INSTRUCCIONES =
Enumera, por favor, todas las obras cuyo título se menciona en el artículo sobre el periodo colonial, junto con el año o los años que figuran entre paréntesis.

ARTÍCULO =
******

PERIODO COLONIAL Las
primeras obras de la literatura latinoamericana pertenecen tanto a la tradición
literaria española como a la de sus colonias de ultramar. Así, los primeros escritores
americanos -como el soldado y poeta español Alonso de Ercilla y Zúñiga, creador
de La Araucana (1569-1589), una epopeya acerca de la conquista del pueblo
araucano de Chile por parte de los españoles- no habían nacido en el Nuevo Mundo. Las
guerras y la cristianización del recién descubierto continente no crearon un clima
propicio para el cultivo de la poesía lírica y la narrativa, por lo cual la literatura
latinoamericana del siglo XVI sobresale principalmente por sus obras didácticas
en prosa y por las crónicas. Especialmente destacadas en este terreno resultan
la Historia verdadera de la conquista de la Nueva España (1632), escrita
por el conquistador e historiador español Bernal Díaz del Castillo, lugarteniente
del explorador también español Hernán Cortés, y la historia en dos partes de los
incas de Perú y de la conquista española de este país, Comentarios reales
(1609 y 1617), del historiador peruano Garcilaso de la Vega, el Inca. Las primeras
obras teatrales escritas en Latinoamérica, como Representación del fin del
mundo (1533), sirvieron como vehículo literario para la conversión de los
nativos.

******

FILAS PROPORCIONADAS =
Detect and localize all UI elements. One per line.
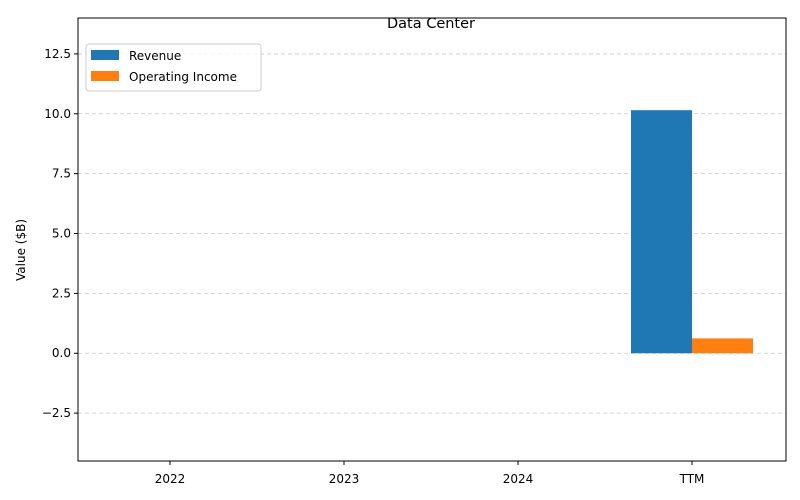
legend: Revenue Operating Income: [85, 43, 262, 92]
legend-swatch: [91, 71, 119, 81]
x-tick-label: 2023: [329, 472, 360, 486]
bars: [631, 110, 753, 354]
legend-swatch: [91, 50, 119, 60]
x-axis: 2022 2023 2024 TTM: [155, 461, 705, 486]
bar-revenue-ttm: [631, 110, 692, 354]
y-axis: −2.5 0.0 2.5 5.0 7.5 10.0 12.5: [42, 47, 78, 420]
legend-box: [85, 43, 262, 92]
y-tick-label: 7.5: [52, 167, 71, 181]
y-tick-label: 2.5: [52, 286, 71, 300]
chart-title: Data Center: [387, 16, 475, 32]
y-tick-label: 12.5: [44, 47, 71, 61]
y-tick-label: −2.5: [42, 406, 71, 420]
x-tick-label: 2022: [155, 472, 186, 486]
x-tick-label: 2024: [503, 472, 534, 486]
y-axis-label: Value ($B): [14, 219, 28, 281]
legend-entry-label: Revenue: [129, 49, 181, 63]
y-tick-label: 5.0: [52, 227, 71, 241]
plot-frame: [77, 17, 787, 462]
x-tick-label: TTM: [679, 472, 705, 486]
legend-entry-label: Operating Income: [129, 70, 237, 84]
y-tick-label: 0.0: [52, 346, 71, 360]
bar-operating-income-ttm: [692, 338, 753, 354]
y-tick-label: 10.0: [44, 107, 71, 121]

******

SOLUCIÓN ESCRITA =
- La Araucana (1569-1589)
- Historia verdadera de la conquista de la Nueva España (1632)
- Comentarios reales (1609 y 1617)
- Representación del fin del mundo (1533)